Chart and figure data
◇ ◇ ◇
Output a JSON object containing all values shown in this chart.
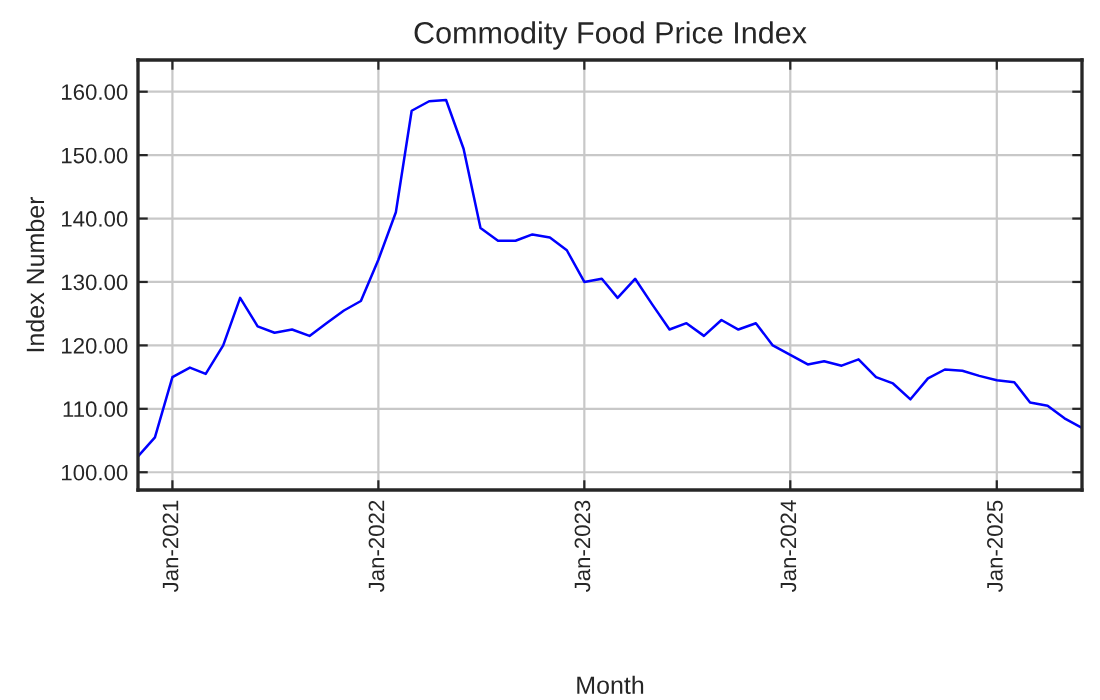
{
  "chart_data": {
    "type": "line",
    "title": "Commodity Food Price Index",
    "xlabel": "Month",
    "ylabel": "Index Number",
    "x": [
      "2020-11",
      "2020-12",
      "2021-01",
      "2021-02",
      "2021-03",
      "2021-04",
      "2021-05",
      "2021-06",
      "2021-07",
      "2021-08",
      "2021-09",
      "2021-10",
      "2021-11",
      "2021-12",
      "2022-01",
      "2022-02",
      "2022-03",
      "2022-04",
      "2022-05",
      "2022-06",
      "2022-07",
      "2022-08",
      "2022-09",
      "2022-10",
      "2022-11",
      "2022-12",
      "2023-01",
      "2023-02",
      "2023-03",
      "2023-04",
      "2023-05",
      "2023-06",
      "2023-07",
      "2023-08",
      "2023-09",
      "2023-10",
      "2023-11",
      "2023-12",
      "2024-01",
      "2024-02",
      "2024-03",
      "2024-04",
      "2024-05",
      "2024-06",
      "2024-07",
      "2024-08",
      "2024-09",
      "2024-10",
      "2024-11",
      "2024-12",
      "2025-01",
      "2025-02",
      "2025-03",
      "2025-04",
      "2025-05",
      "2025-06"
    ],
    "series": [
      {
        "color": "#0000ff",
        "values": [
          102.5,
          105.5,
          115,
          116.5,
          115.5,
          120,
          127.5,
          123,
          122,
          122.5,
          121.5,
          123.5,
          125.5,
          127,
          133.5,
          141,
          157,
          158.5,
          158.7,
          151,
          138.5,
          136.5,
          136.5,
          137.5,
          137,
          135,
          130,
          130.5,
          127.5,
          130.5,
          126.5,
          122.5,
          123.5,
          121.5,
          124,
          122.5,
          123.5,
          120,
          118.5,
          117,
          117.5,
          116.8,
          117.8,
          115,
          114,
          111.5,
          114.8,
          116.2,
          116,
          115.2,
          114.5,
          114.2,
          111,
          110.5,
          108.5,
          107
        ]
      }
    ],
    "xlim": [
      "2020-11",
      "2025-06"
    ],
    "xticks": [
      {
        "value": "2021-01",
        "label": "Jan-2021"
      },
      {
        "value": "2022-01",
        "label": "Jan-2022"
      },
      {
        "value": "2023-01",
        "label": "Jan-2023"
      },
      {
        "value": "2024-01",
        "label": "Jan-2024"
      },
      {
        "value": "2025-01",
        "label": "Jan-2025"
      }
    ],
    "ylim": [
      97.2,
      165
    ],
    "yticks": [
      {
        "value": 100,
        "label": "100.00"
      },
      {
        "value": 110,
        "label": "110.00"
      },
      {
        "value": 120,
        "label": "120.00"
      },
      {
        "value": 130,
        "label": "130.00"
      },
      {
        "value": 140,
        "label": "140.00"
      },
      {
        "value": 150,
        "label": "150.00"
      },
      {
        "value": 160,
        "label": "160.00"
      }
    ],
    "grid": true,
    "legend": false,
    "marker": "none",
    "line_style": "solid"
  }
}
◇ ◇ ◇
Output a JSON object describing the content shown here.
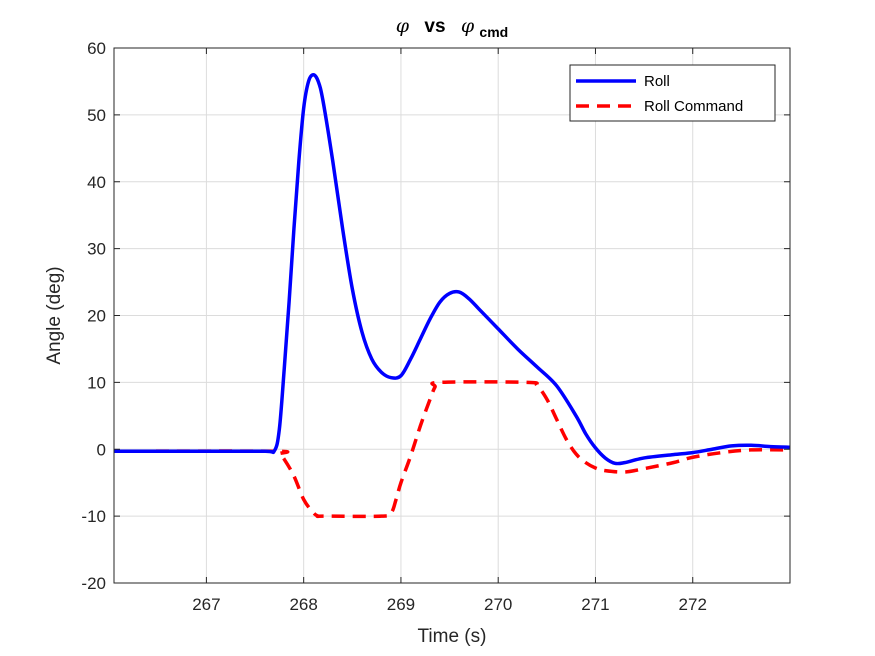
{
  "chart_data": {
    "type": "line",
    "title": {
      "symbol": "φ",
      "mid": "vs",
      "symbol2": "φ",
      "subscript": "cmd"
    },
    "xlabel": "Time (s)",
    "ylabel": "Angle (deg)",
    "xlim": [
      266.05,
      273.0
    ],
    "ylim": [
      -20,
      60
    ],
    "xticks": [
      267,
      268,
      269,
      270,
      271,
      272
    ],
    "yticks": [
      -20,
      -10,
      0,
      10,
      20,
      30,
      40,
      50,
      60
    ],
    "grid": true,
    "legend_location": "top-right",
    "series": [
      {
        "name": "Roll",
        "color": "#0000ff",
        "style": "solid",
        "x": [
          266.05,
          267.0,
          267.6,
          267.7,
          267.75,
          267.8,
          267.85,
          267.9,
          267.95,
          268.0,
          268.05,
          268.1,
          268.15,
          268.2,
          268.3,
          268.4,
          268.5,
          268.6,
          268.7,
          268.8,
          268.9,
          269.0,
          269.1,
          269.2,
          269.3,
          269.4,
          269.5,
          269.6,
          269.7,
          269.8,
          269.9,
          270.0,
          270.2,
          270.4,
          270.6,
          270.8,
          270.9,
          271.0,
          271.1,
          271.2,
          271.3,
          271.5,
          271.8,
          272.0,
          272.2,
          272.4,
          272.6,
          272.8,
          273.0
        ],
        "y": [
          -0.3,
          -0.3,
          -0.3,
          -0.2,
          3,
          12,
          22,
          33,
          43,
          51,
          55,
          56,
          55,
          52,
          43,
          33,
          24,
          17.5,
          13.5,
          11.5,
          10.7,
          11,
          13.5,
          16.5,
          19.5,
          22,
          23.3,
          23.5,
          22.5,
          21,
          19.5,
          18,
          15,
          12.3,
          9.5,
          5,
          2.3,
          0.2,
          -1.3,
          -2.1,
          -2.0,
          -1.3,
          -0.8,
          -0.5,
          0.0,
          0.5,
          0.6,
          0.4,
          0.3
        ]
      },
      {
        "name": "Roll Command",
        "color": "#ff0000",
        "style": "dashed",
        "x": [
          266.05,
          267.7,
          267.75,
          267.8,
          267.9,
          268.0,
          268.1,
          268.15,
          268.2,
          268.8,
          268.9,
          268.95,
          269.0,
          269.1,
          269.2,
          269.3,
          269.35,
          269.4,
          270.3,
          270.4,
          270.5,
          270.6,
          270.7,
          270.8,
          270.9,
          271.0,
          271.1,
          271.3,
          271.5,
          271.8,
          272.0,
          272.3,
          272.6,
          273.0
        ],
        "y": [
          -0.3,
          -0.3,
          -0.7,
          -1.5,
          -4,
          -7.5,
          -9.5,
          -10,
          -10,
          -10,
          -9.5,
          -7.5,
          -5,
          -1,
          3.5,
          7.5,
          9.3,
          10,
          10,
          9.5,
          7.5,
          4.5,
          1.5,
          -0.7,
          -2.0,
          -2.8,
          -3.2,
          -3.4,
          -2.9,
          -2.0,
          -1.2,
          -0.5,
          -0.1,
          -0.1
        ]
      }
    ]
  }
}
◇ ◇ ◇
● Problem: Pull out every line of the records that includes the string "ylabel".

● Solution to the exercise:
    "ylabel": "Index Number",
    "ylabel": "Angle (deg)",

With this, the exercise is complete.